◆ Your task
Quote, exactly, the line holding "Parse this chart: output" and all lines after it to the end of the records below. Exclude pictures.

Dataset records on visual material:
○ ○ ○ ○
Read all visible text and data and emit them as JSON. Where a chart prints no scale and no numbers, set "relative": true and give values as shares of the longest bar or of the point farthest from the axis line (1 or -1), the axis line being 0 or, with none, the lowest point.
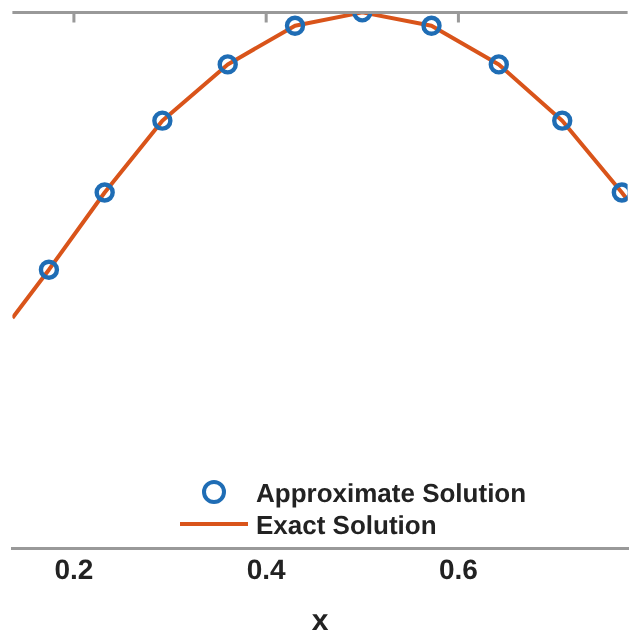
{
  "chart_data": {
    "type": "line",
    "xlabel": "x",
    "relative": true,
    "xlim": [
      0.136,
      0.776
    ],
    "xticks": [
      0.2,
      0.4,
      0.6
    ],
    "legend": "bottom",
    "series": [
      {
        "name": "Approximate Solution",
        "type": "scatter",
        "color": "#1f6db5",
        "marker": "circle",
        "x": [
          0.174,
          0.232,
          0.292,
          0.36,
          0.43,
          0.5,
          0.572,
          0.642,
          0.708,
          0.77
        ],
        "values": [
          0.52,
          0.664,
          0.798,
          0.903,
          0.975,
          1,
          0.975,
          0.903,
          0.798,
          0.664
        ]
      },
      {
        "name": "Exact Solution",
        "type": "line",
        "color": "#d9541a",
        "line_style": "solid",
        "marker": "none",
        "x": [
          0.136,
          0.174,
          0.232,
          0.292,
          0.36,
          0.43,
          0.5,
          0.572,
          0.642,
          0.708,
          0.77,
          0.776
        ],
        "values": [
          0.43,
          0.52,
          0.664,
          0.798,
          0.903,
          0.975,
          1,
          0.975,
          0.903,
          0.798,
          0.664,
          0.65
        ]
      }
    ]
  }
}
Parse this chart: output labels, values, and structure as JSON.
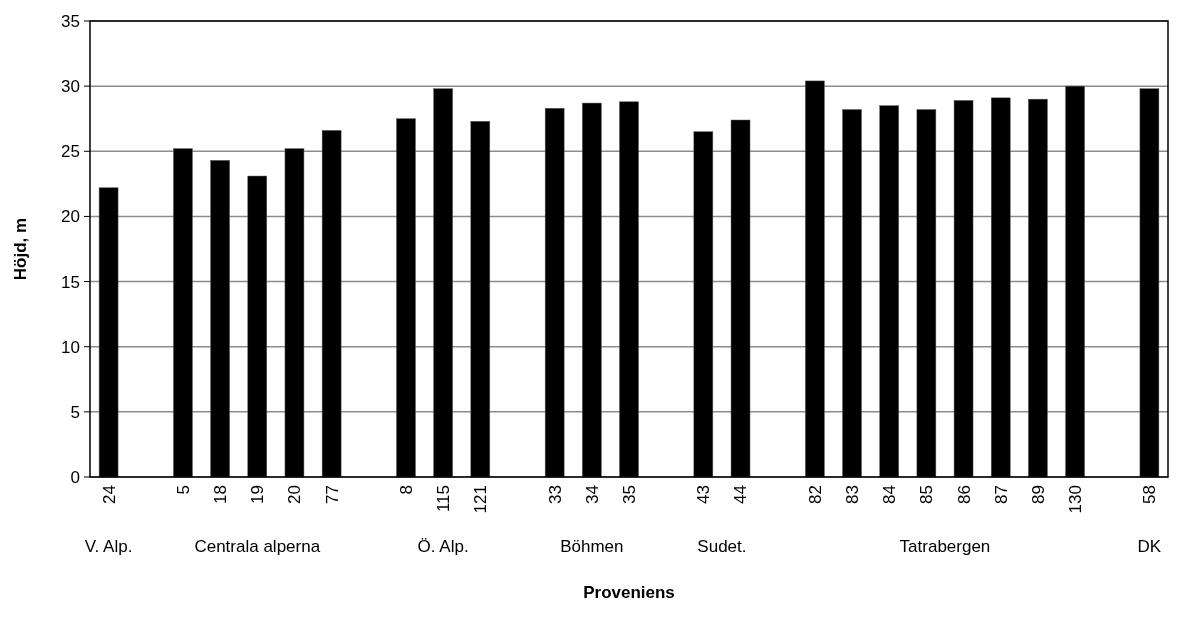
{
  "chart_data": {
    "type": "bar",
    "xlabel": "Proveniens",
    "ylabel": "Höjd, m",
    "categories": [
      "24",
      null,
      "5",
      "18",
      "19",
      "20",
      "77",
      null,
      "8",
      "115",
      "121",
      null,
      "33",
      "34",
      "35",
      null,
      "43",
      "44",
      null,
      "82",
      "83",
      "84",
      "85",
      "86",
      "87",
      "89",
      "130",
      null,
      "58"
    ],
    "values": [
      22.2,
      null,
      25.2,
      24.3,
      23.1,
      25.2,
      26.6,
      null,
      27.5,
      29.8,
      27.3,
      null,
      28.3,
      28.7,
      28.8,
      null,
      26.5,
      27.4,
      null,
      30.4,
      28.2,
      28.5,
      28.2,
      28.9,
      29.1,
      29.0,
      30.0,
      null,
      29.8
    ],
    "color": "#000000",
    "ylim": [
      0,
      35
    ],
    "yticks": [
      0,
      5,
      10,
      15,
      20,
      25,
      30,
      35
    ],
    "grid": "y",
    "annotations": [
      "V. Alp.",
      "Centrala alperna",
      "Ö. Alp.",
      "Böhmen",
      "Sudet.",
      "Tatrabergen",
      "DK"
    ]
  }
}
○ ○ ○ ○
◆ Full response
Parse this chart: output labels, values, and structure as JSON.
{
  "chart_data": {
    "type": "bar",
    "xlabel": "Proveniens",
    "ylabel": "Höjd, m",
    "categories": [
      "24",
      null,
      "5",
      "18",
      "19",
      "20",
      "77",
      null,
      "8",
      "115",
      "121",
      null,
      "33",
      "34",
      "35",
      null,
      "43",
      "44",
      null,
      "82",
      "83",
      "84",
      "85",
      "86",
      "87",
      "89",
      "130",
      null,
      "58"
    ],
    "values": [
      22.2,
      null,
      25.2,
      24.3,
      23.1,
      25.2,
      26.6,
      null,
      27.5,
      29.8,
      27.3,
      null,
      28.3,
      28.7,
      28.8,
      null,
      26.5,
      27.4,
      null,
      30.4,
      28.2,
      28.5,
      28.2,
      28.9,
      29.1,
      29.0,
      30.0,
      null,
      29.8
    ],
    "color": "#000000",
    "ylim": [
      0,
      35
    ],
    "yticks": [
      0,
      5,
      10,
      15,
      20,
      25,
      30,
      35
    ],
    "grid": "y",
    "annotations": [
      "V. Alp.",
      "Centrala alperna",
      "Ö. Alp.",
      "Böhmen",
      "Sudet.",
      "Tatrabergen",
      "DK"
    ]
  }
}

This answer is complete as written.